::: Data provided

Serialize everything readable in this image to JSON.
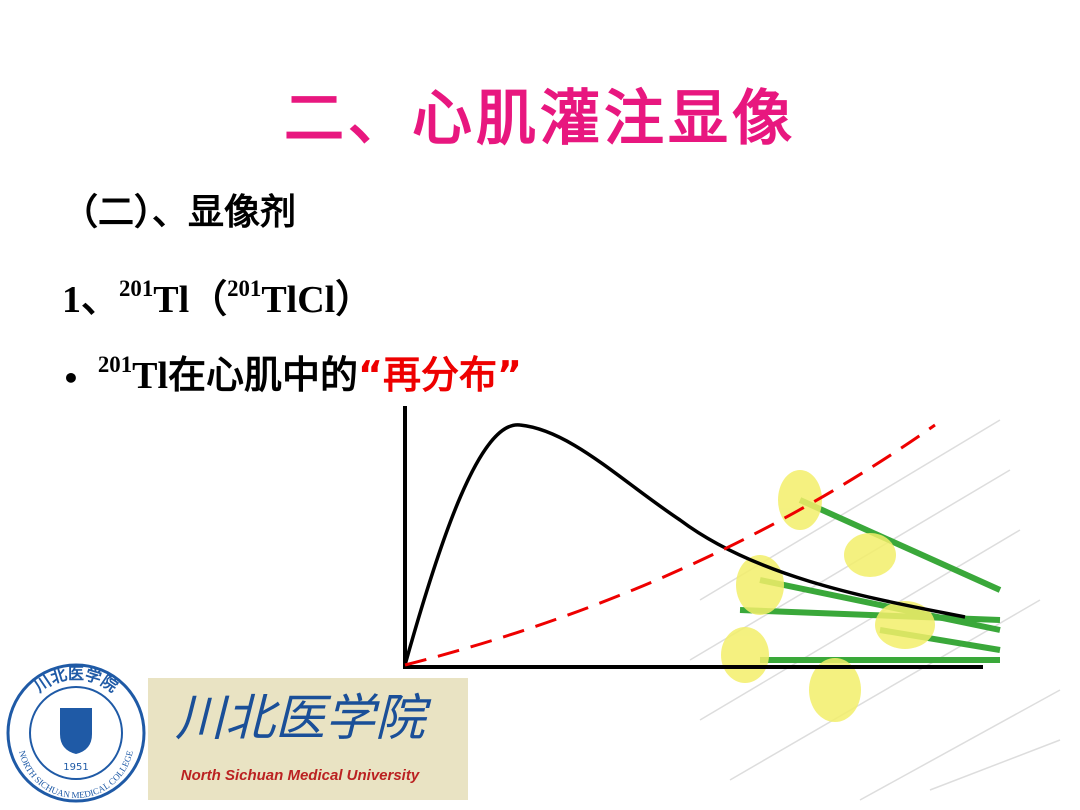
{
  "title": "二、心肌灌注显像",
  "subtitle": "（二）、显像剂",
  "line1": {
    "number": "1、",
    "sup1": "201",
    "el1": "Tl（",
    "sup2": "201",
    "el2": "TlCl）"
  },
  "bullet": {
    "marker": "•",
    "sup": "201",
    "el": "Tl",
    "text": "在心肌中的",
    "highlight": "“再分布”"
  },
  "logo": {
    "seal_top": "川北医学院",
    "seal_bottom": "NORTH SICHUAN MEDICAL COLLEGE",
    "year": "1951",
    "name": "川北医学院",
    "english": "North Sichuan Medical University"
  }
}
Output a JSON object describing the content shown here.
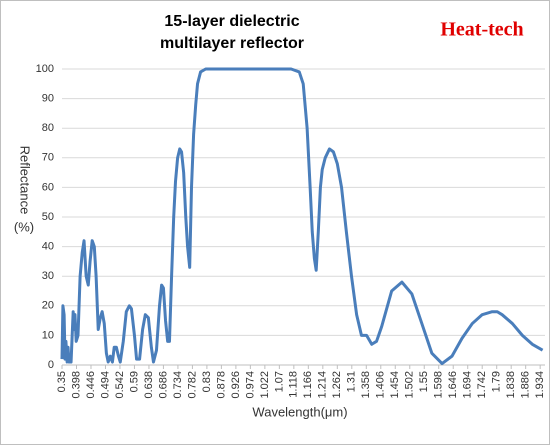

::::::

All of the material above should be reproduced exactly, except the pictures.

▶ _Finished answer_
Serialize everything readable in this image to JSON.
{
  "title": "二、心肌灌注显像",
  "subtitle": "（二）、显像剂",
  "line1": {
    "number": "1、",
    "sup1": "201",
    "el1": "Tl（",
    "sup2": "201",
    "el2": "TlCl）"
  },
  "bullet": {
    "marker": "•",
    "sup": "201",
    "el": "Tl",
    "text": "在心肌中的",
    "highlight": "“再分布”"
  },
  "logo": {
    "seal_top": "川北医学院",
    "seal_bottom": "NORTH SICHUAN MEDICAL COLLEGE",
    "year": "1951",
    "name": "川北医学院",
    "english": "North Sichuan Medical University"
  }
}
Output a JSON object describing the content shown here.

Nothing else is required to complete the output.